● **WORK TO DO**
For the entries that follow, state how many lines include the word "this", giving the number and nothing else.

● **Dataset excerpt**
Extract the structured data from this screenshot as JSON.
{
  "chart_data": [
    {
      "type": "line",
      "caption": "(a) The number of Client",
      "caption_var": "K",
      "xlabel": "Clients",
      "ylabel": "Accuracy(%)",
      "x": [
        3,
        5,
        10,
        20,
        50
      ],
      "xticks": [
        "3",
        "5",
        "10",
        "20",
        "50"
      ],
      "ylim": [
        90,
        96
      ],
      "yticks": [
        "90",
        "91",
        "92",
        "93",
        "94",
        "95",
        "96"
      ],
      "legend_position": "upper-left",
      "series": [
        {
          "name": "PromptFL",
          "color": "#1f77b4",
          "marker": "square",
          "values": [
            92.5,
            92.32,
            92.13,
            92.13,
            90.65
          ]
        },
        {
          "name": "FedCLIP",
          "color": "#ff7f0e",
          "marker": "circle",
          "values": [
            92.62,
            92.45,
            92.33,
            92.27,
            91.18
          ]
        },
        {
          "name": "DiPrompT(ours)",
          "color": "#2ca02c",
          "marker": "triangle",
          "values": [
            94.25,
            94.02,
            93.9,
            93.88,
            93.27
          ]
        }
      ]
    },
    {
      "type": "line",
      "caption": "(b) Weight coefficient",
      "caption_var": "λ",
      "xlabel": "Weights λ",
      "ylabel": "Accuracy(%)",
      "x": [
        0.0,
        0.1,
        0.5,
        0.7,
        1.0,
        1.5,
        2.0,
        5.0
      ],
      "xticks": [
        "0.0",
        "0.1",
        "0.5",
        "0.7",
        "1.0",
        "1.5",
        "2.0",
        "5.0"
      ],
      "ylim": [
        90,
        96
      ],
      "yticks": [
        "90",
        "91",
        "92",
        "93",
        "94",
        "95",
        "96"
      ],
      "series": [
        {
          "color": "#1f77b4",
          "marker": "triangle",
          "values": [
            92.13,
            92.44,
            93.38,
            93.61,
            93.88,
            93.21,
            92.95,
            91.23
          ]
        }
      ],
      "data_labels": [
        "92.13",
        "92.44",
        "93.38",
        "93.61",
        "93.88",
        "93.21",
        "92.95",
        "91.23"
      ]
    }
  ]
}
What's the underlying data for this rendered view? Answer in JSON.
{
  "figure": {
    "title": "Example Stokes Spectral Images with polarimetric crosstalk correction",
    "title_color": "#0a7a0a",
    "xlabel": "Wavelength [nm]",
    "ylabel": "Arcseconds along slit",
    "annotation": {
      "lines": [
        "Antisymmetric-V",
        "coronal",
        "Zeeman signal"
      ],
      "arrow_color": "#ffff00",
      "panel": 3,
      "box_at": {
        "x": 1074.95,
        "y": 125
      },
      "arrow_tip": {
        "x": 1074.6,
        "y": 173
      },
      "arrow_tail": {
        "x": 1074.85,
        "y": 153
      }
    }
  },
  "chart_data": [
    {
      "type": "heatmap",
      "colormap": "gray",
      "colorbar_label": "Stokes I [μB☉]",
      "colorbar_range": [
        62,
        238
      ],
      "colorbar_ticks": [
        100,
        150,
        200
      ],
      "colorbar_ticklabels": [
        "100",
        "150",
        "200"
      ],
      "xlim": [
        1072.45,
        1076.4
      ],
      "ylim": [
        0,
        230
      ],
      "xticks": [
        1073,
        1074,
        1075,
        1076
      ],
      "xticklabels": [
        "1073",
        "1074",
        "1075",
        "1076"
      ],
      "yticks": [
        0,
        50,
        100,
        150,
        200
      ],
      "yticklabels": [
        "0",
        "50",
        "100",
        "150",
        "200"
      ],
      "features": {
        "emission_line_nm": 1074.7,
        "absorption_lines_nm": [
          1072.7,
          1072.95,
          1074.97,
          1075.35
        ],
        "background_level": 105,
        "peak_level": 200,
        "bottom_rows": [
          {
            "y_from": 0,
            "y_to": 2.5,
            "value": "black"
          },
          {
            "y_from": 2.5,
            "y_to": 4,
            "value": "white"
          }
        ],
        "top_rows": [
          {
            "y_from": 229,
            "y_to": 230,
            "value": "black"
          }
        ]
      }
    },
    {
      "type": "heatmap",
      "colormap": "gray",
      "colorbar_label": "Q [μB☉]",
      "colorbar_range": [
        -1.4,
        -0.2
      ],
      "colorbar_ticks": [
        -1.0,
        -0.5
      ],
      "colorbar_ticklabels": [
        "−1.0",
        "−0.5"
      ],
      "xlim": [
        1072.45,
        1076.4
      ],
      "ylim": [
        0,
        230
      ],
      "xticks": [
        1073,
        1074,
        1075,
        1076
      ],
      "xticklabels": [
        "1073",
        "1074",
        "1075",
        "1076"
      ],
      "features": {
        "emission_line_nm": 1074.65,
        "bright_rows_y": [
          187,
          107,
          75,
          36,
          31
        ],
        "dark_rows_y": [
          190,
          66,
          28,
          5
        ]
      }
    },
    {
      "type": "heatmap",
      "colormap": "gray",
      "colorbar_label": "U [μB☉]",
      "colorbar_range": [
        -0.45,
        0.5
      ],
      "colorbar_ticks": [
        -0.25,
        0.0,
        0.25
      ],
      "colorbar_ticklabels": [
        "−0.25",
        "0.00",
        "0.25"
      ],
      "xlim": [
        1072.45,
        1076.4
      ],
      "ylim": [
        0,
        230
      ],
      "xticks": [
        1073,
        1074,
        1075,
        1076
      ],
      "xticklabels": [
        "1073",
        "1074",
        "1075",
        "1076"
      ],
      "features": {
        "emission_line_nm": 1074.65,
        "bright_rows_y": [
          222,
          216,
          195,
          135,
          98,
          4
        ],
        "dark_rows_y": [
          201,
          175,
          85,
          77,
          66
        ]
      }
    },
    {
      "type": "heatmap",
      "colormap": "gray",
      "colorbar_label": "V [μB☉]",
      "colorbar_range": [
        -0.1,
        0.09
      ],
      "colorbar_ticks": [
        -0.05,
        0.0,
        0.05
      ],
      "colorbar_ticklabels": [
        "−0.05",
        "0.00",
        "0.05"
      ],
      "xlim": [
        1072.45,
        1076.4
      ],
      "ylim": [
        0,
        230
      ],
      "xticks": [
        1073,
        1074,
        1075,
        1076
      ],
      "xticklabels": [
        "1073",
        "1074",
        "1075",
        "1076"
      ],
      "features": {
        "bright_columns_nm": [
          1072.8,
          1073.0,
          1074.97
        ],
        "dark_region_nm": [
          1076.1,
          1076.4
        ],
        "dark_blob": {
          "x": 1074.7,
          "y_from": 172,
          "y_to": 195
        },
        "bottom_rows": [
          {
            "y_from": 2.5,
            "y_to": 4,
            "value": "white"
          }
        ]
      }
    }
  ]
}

● **CORRECT RESPONSE**
2